# [Task to complete]
All the data should come back exactly as it was given.

* start *

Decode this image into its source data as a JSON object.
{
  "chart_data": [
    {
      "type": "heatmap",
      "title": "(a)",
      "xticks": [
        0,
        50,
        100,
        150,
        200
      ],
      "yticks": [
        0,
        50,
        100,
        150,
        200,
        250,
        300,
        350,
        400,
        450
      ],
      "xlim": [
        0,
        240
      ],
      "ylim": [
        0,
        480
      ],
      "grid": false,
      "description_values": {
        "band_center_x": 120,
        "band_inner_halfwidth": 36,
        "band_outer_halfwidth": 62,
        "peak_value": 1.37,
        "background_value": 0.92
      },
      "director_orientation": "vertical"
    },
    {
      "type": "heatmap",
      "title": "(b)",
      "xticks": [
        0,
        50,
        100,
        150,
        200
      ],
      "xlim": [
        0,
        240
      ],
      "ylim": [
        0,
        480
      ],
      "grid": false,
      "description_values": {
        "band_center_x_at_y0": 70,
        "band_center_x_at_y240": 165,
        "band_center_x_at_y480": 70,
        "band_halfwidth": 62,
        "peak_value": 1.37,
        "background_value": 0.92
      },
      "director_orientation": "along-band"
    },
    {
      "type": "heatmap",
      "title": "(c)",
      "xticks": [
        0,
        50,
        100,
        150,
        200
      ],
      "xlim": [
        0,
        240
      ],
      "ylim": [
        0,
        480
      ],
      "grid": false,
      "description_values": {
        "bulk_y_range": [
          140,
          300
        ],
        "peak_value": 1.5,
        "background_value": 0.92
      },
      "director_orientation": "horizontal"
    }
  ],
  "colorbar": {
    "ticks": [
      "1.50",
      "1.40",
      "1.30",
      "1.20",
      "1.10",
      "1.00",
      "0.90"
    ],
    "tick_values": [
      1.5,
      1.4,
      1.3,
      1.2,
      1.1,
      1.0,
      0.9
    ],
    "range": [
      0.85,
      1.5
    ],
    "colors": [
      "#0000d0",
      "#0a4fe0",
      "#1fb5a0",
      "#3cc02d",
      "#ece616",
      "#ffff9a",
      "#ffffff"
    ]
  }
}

* end *

# [Right answer]
Decode this image into its source data as a JSON object.
{
  "chart_data": [
    {
      "type": "heatmap",
      "title": "(a)",
      "xticks": [
        0,
        50,
        100,
        150,
        200
      ],
      "yticks": [
        0,
        50,
        100,
        150,
        200,
        250,
        300,
        350,
        400,
        450
      ],
      "xlim": [
        0,
        240
      ],
      "ylim": [
        0,
        480
      ],
      "grid": false,
      "description_values": {
        "band_center_x": 120,
        "band_inner_halfwidth": 36,
        "band_outer_halfwidth": 62,
        "peak_value": 1.37,
        "background_value": 0.92
      },
      "director_orientation": "vertical"
    },
    {
      "type": "heatmap",
      "title": "(b)",
      "xticks": [
        0,
        50,
        100,
        150,
        200
      ],
      "xlim": [
        0,
        240
      ],
      "ylim": [
        0,
        480
      ],
      "grid": false,
      "description_values": {
        "band_center_x_at_y0": 70,
        "band_center_x_at_y240": 165,
        "band_center_x_at_y480": 70,
        "band_halfwidth": 62,
        "peak_value": 1.37,
        "background_value": 0.92
      },
      "director_orientation": "along-band"
    },
    {
      "type": "heatmap",
      "title": "(c)",
      "xticks": [
        0,
        50,
        100,
        150,
        200
      ],
      "xlim": [
        0,
        240
      ],
      "ylim": [
        0,
        480
      ],
      "grid": false,
      "description_values": {
        "bulk_y_range": [
          140,
          300
        ],
        "peak_value": 1.5,
        "background_value": 0.92
      },
      "director_orientation": "horizontal"
    }
  ],
  "colorbar": {
    "ticks": [
      "1.50",
      "1.40",
      "1.30",
      "1.20",
      "1.10",
      "1.00",
      "0.90"
    ],
    "tick_values": [
      1.5,
      1.4,
      1.3,
      1.2,
      1.1,
      1.0,
      0.9
    ],
    "range": [
      0.85,
      1.5
    ],
    "colors": [
      "#0000d0",
      "#0a4fe0",
      "#1fb5a0",
      "#3cc02d",
      "#ece616",
      "#ffff9a",
      "#ffffff"
    ]
  }
}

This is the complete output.